What is expected - Every entry must be given again exactly.

═════ Data records

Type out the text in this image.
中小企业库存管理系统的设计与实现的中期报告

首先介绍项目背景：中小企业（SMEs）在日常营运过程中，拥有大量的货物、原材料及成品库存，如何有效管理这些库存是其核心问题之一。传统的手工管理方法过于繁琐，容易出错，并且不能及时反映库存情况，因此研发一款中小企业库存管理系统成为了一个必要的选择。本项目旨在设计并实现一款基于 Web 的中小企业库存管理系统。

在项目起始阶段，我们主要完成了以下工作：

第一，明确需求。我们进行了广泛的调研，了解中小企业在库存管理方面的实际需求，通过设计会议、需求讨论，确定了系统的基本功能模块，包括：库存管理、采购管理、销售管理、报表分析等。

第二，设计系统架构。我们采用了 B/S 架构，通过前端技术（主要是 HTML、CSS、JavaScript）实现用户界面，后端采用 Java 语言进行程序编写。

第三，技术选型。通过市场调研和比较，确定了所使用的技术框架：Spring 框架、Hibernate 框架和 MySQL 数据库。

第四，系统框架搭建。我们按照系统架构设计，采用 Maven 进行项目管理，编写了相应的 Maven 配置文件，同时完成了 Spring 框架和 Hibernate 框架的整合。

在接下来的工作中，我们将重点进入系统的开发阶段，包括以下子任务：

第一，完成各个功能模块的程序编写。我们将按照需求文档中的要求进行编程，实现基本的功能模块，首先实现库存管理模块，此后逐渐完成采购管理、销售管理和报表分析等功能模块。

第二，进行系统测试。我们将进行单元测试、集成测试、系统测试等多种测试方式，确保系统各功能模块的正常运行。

══════════

Finished answer -
Type out the text in this image.
中小企业库存管理系统的设计与实现的中期报告

首先介绍项目背景：中小企业（SMEs）在日常营运过程中，拥有大量的货物、原材料及成品库存，如何有效管理这些库存是其核心问题之一。传统的手工管理方法过于繁琐，容易出错，并且不能及时反映库存情况，因此研发一款中小企业库存管理系统成为了一个必要的选择。本项目旨在设计并实现一款基于 Web 的中小企业库存管理系统。

在项目起始阶段，我们主要完成了以下工作：

第一，明确需求。我们进行了广泛的调研，了解中小企业在库存管理方面的实际需求，通过设计会议、需求讨论，确定了系统的基本功能模块，包括：库存管理、采购管理、销售管理、报表分析等。

第二，设计系统架构。我们采用了 B/S 架构，通过前端技术（主要是 HTML、CSS、JavaScript）实现用户界面，后端采用 Java 语言进行程序编写。

第三，技术选型。通过市场调研和比较，确定了所使用的技术框架：Spring 框架、Hibernate 框架和 MySQL 数据库。

第四，系统框架搭建。我们按照系统架构设计，采用 Maven 进行项目管理，编写了相应的 Maven 配置文件，同时完成了 Spring 框架和 Hibernate 框架的整合。

在接下来的工作中，我们将重点进入系统的开发阶段，包括以下子任务：

第一，完成各个功能模块的程序编写。我们将按照需求文档中的要求进行编程，实现基本的功能模块，首先实现库存管理模块，此后逐渐完成采购管理、销售管理和报表分析等功能模块。

第二，进行系统测试。我们将进行单元测试、集成测试、系统测试等多种测试方式，确保系统各功能模块的正常运行。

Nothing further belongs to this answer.